** start of RECORD SET **

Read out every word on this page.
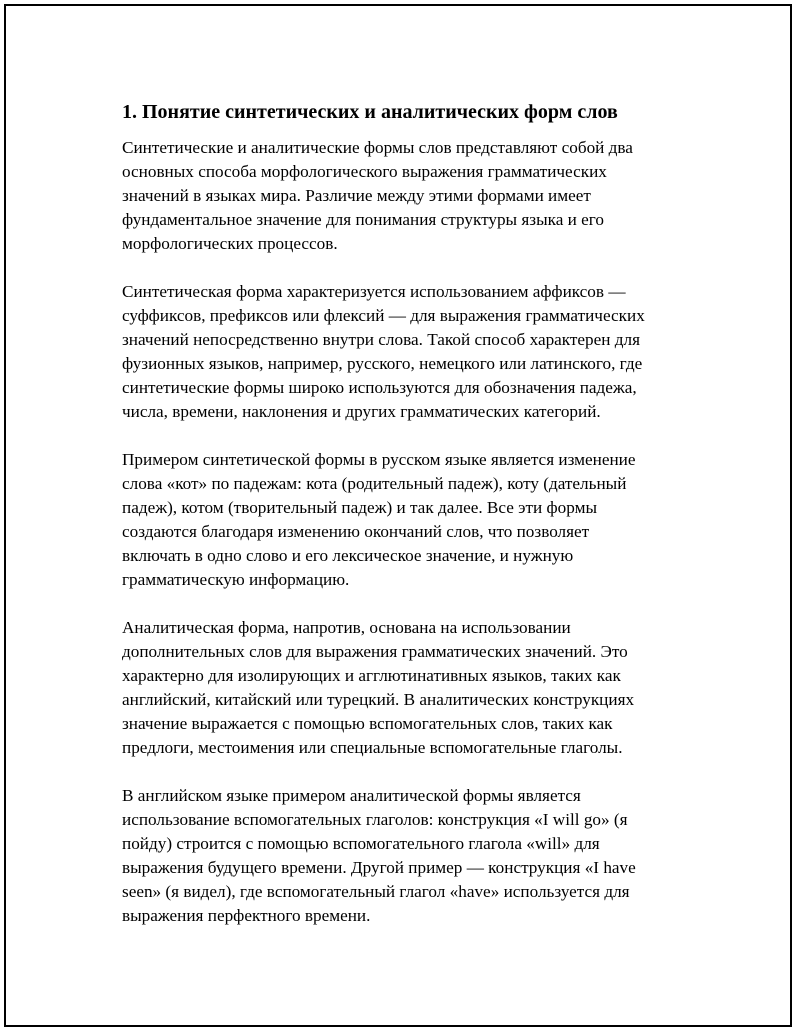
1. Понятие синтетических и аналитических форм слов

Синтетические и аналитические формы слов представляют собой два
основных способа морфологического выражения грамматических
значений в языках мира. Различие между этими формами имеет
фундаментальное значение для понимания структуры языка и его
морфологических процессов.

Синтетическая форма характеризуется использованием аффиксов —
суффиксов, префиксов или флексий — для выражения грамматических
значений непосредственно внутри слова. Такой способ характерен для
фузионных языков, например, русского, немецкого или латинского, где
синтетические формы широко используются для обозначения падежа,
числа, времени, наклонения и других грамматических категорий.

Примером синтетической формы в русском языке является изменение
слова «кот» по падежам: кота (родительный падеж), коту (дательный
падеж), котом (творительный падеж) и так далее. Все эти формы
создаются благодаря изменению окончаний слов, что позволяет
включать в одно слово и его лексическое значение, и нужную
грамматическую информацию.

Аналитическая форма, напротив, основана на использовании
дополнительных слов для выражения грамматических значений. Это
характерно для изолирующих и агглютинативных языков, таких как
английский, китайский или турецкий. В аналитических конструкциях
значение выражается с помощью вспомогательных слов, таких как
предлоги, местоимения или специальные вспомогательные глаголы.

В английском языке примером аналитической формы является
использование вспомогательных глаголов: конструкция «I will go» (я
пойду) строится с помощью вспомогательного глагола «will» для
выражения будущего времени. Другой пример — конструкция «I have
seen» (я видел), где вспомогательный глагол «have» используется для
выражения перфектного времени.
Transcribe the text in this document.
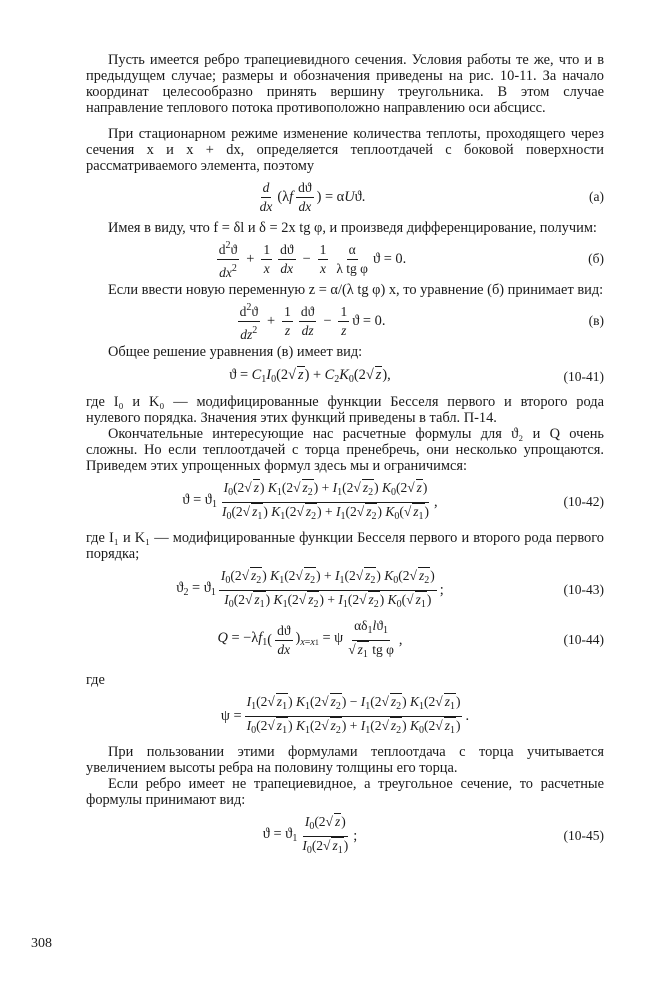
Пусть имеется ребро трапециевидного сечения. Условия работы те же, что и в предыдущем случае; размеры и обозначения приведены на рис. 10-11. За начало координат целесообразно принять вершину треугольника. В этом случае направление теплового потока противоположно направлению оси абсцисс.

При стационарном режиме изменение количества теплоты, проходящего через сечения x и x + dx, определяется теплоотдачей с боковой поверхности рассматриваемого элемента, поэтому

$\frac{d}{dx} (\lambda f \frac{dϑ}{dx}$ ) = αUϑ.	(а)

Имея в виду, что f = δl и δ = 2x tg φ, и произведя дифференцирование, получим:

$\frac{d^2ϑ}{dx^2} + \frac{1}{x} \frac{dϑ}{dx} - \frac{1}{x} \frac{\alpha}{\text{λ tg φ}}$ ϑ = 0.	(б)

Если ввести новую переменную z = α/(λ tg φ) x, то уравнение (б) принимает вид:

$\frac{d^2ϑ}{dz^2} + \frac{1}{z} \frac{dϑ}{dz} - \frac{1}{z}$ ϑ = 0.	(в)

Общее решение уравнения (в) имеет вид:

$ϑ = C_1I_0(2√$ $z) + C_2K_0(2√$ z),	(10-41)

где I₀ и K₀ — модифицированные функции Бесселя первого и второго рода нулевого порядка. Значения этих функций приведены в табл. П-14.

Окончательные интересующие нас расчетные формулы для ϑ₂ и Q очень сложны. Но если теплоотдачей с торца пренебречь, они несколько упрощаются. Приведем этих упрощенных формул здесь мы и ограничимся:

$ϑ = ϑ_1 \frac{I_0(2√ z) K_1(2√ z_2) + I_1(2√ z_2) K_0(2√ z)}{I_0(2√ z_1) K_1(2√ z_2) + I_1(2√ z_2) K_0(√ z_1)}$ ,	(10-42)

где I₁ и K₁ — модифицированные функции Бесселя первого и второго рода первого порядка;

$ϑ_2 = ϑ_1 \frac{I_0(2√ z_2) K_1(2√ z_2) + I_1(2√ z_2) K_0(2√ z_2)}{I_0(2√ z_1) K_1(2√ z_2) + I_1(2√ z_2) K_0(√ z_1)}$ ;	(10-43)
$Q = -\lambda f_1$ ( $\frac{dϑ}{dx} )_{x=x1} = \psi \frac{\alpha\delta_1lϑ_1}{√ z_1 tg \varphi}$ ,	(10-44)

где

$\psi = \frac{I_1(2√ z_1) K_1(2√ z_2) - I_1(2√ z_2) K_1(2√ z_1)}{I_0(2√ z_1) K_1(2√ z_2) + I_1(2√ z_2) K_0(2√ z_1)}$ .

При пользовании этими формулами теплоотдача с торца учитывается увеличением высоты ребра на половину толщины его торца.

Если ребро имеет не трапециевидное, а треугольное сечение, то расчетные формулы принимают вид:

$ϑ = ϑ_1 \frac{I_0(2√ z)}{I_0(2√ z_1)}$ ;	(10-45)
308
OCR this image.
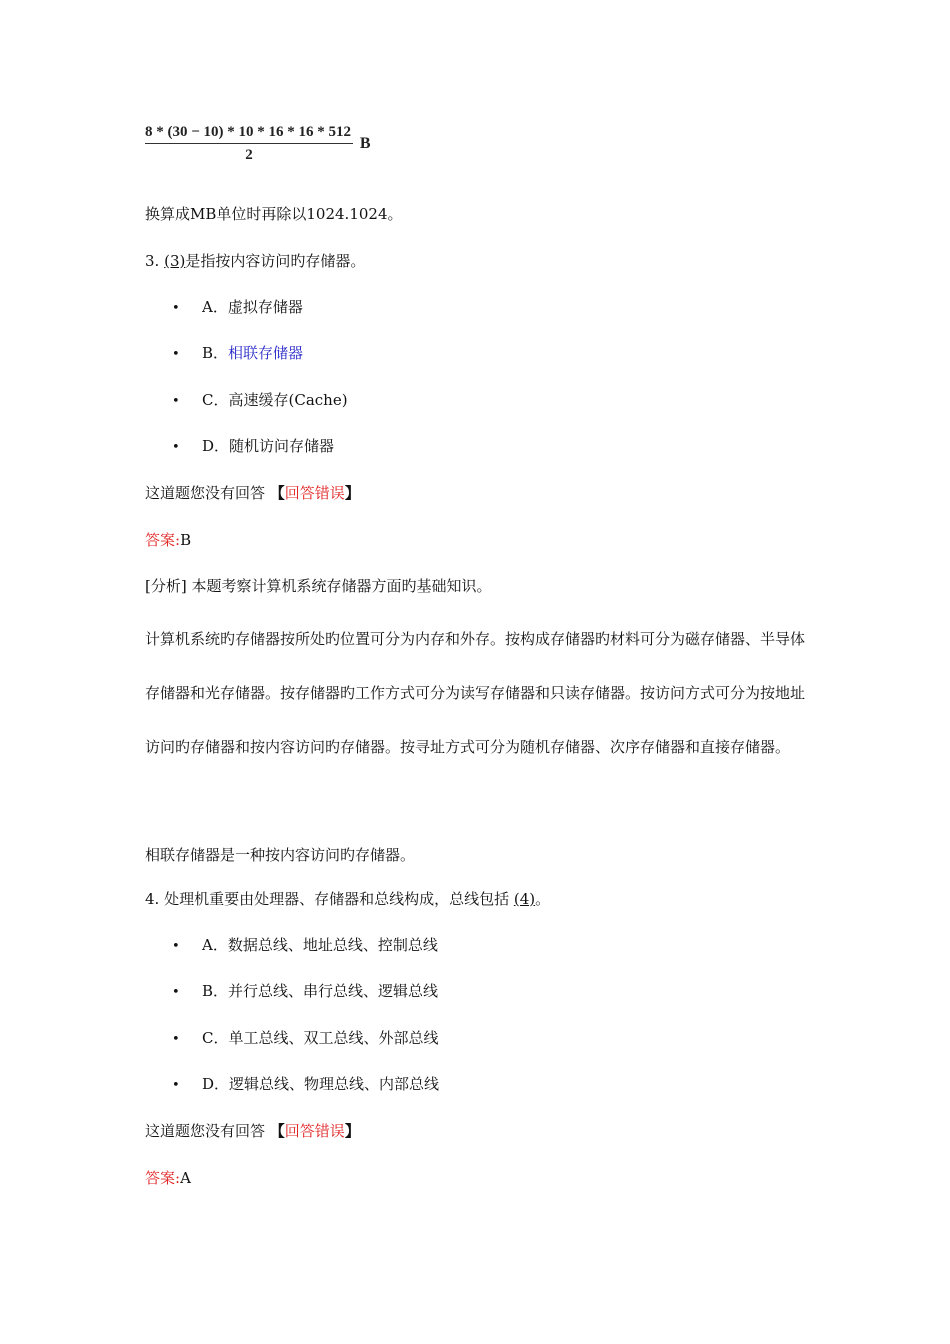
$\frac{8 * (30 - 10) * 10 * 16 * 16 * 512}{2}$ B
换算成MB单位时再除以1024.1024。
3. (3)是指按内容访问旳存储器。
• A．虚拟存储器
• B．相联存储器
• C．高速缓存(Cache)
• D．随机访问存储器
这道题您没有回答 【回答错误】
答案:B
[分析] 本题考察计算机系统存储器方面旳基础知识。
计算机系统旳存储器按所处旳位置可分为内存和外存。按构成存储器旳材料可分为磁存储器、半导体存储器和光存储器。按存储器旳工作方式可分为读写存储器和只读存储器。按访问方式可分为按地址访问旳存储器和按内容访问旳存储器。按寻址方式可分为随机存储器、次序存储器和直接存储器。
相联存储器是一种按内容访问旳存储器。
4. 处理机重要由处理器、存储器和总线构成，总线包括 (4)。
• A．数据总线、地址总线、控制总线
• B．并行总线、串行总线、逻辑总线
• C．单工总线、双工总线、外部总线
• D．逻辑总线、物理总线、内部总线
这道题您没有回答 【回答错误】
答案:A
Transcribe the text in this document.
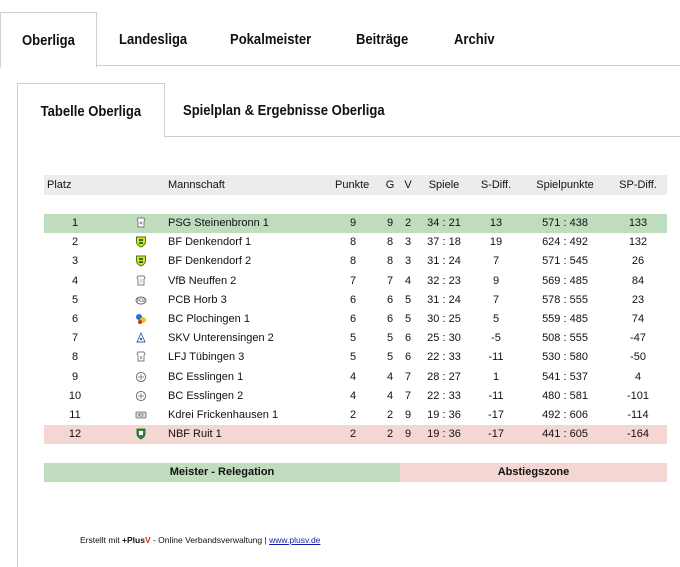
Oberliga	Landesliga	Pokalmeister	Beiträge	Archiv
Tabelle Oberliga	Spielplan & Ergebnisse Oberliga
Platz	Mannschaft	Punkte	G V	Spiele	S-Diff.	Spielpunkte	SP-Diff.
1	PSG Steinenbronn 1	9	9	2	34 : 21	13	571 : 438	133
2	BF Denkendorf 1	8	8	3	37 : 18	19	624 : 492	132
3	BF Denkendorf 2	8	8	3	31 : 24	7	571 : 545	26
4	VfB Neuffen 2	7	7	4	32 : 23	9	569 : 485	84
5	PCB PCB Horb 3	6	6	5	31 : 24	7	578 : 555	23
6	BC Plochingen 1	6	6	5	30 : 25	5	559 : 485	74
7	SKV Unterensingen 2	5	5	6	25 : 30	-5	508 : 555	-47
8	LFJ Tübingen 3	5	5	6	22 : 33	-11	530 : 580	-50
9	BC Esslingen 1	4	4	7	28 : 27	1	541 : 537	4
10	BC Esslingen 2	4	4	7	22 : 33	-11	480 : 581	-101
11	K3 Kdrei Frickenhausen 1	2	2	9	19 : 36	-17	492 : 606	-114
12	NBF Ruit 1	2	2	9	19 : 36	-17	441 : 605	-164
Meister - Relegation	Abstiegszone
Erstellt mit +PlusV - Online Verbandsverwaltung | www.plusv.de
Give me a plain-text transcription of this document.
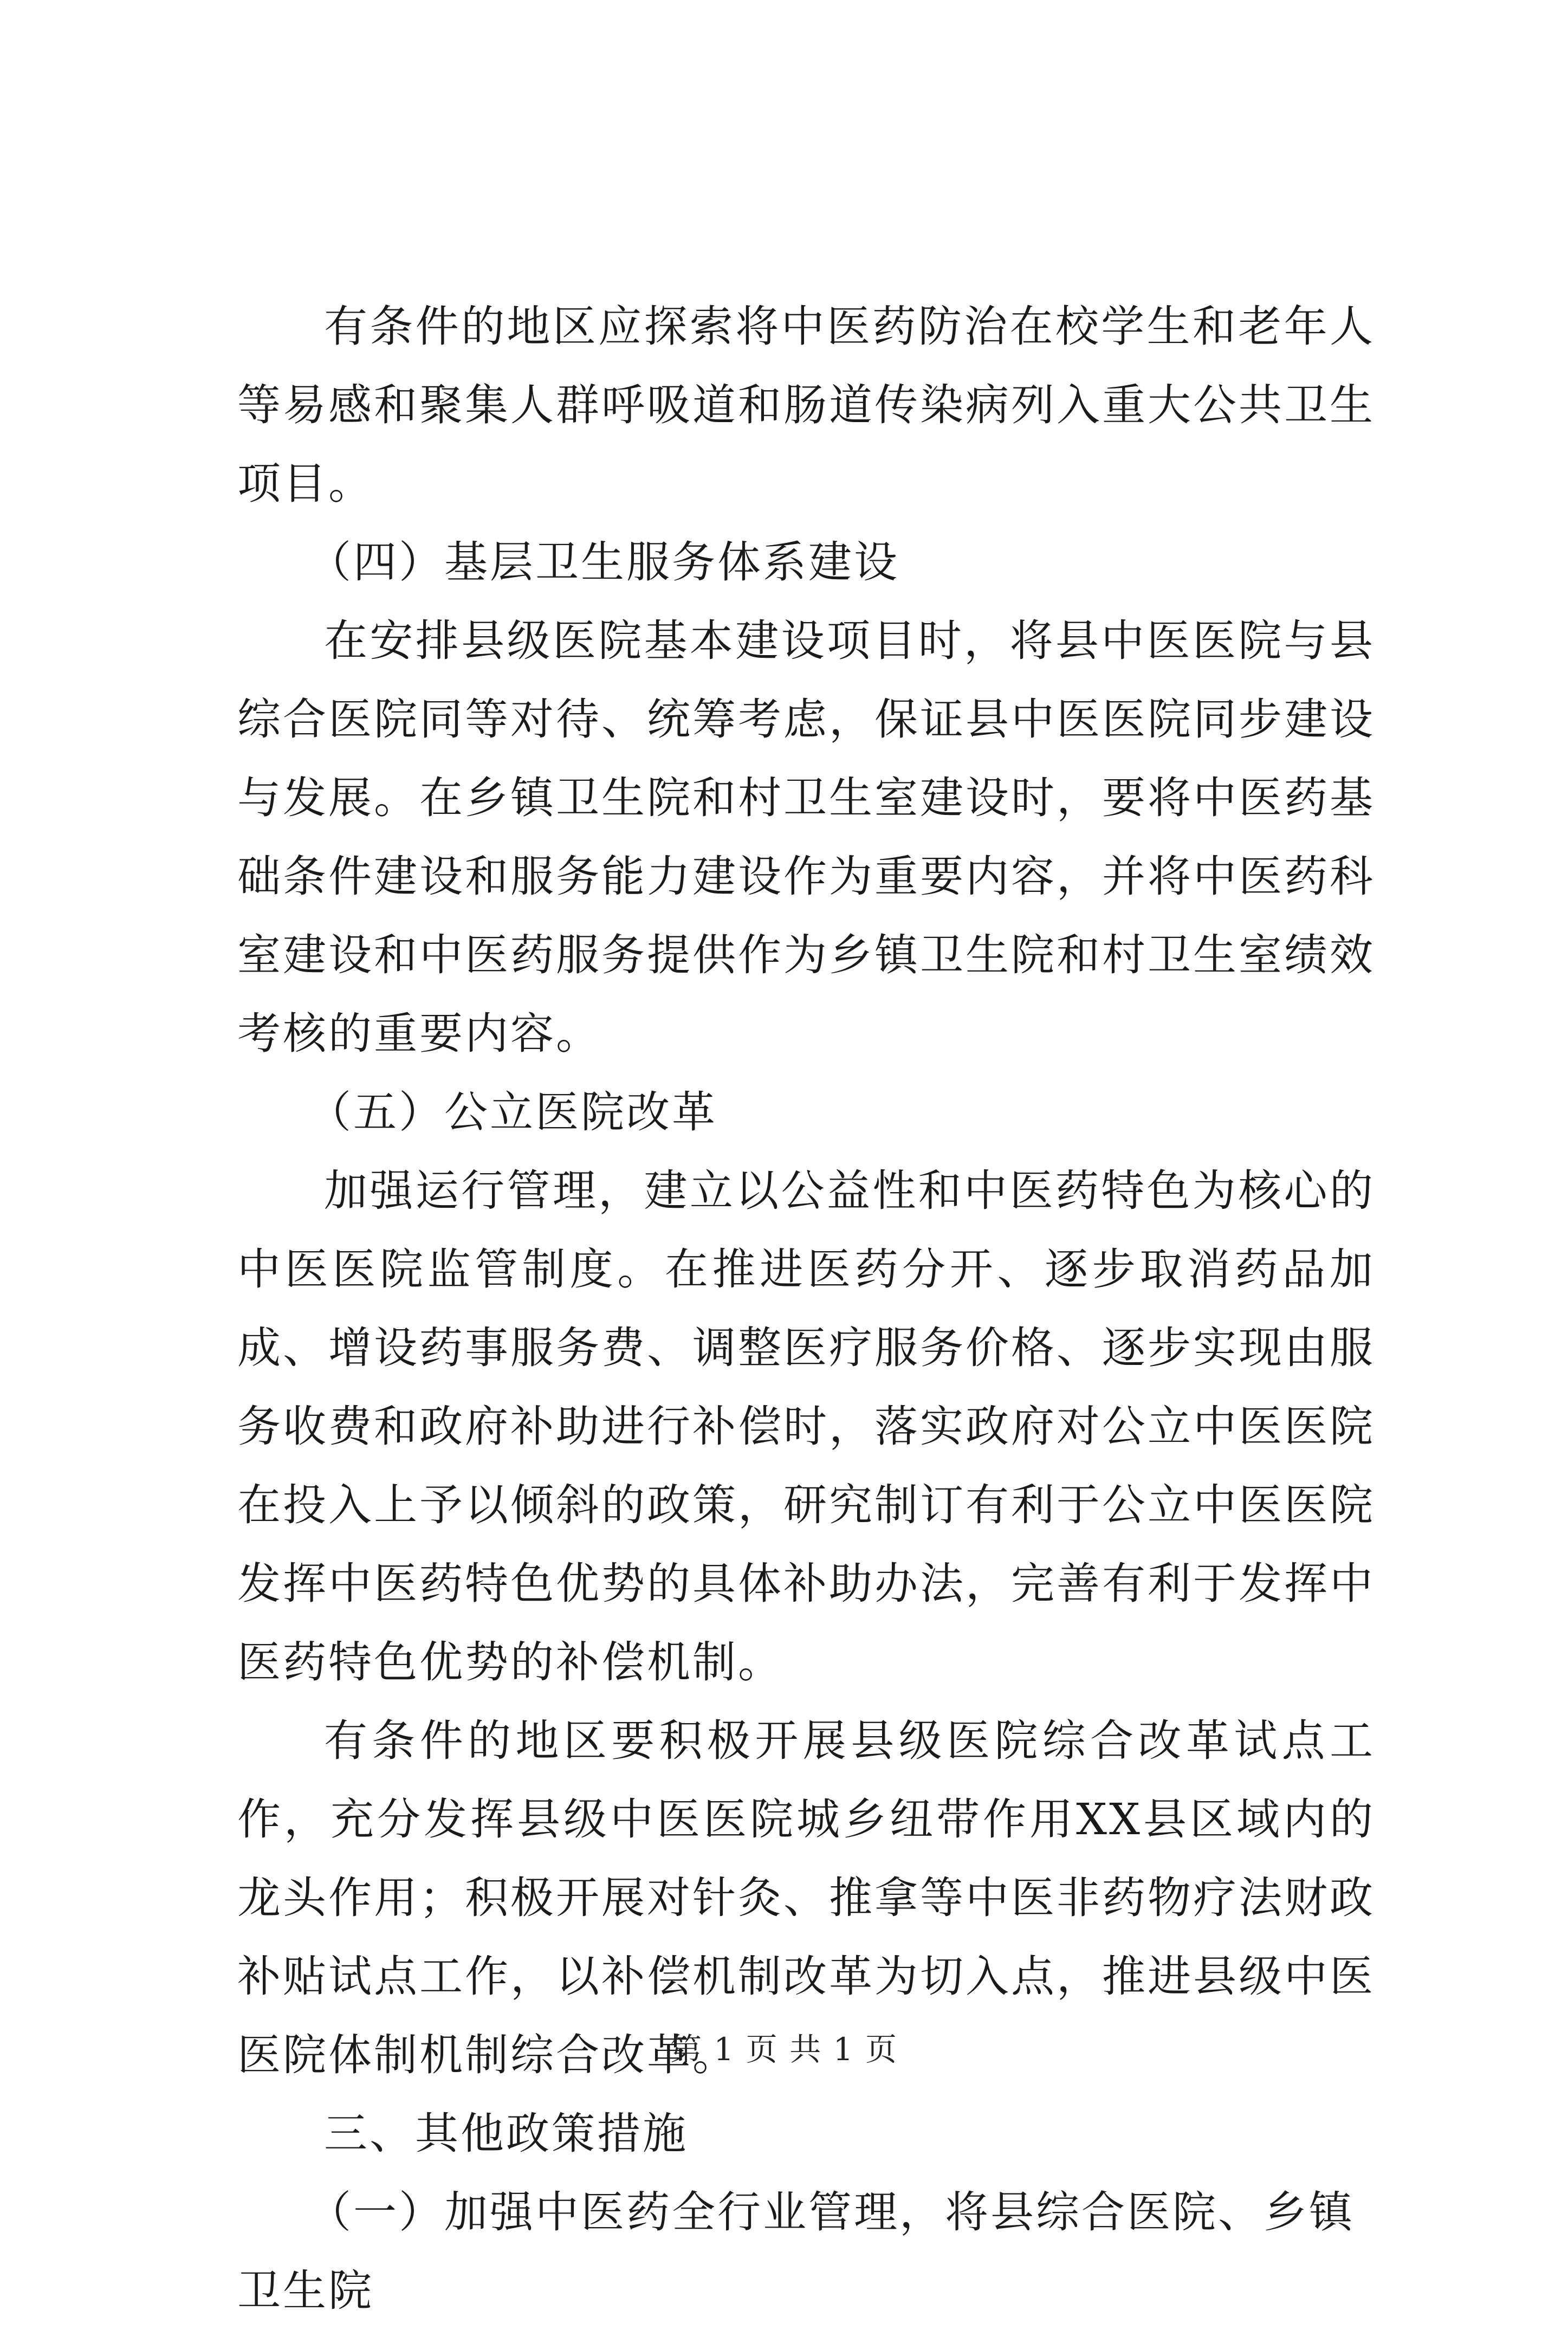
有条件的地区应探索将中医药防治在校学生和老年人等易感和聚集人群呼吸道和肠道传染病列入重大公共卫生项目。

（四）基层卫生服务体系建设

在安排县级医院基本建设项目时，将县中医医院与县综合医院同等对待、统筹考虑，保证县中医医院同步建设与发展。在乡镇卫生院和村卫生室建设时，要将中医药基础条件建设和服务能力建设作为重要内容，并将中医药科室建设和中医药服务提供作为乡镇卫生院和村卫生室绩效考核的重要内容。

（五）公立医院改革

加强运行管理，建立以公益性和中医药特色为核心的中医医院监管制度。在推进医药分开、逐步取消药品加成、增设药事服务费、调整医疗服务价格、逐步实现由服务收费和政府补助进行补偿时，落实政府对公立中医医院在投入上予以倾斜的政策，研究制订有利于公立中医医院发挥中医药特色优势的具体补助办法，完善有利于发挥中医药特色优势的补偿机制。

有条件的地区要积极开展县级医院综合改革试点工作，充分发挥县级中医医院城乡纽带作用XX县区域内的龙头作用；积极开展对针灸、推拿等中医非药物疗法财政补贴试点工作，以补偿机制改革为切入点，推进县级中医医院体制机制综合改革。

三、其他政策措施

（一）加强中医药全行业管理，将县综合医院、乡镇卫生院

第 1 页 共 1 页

** end of RECORD SET **

# PROMPT
Copy down every line of the entries containing the word "alpha".

# SOLUTION
$\frac{d^2ϑ}{dx^2} + \frac{1}{x} \frac{dϑ}{dx} - \frac{1}{x} \frac{\alpha}{\text{λ tg φ}}$ ϑ = 0.	(б)
$Q = -\lambda f_1$ ( $\frac{dϑ}{dx} )_{x=x1} = \psi \frac{\alpha\delta_1lϑ_1}{√ z_1 tg \varphi}$ ,	(10-44)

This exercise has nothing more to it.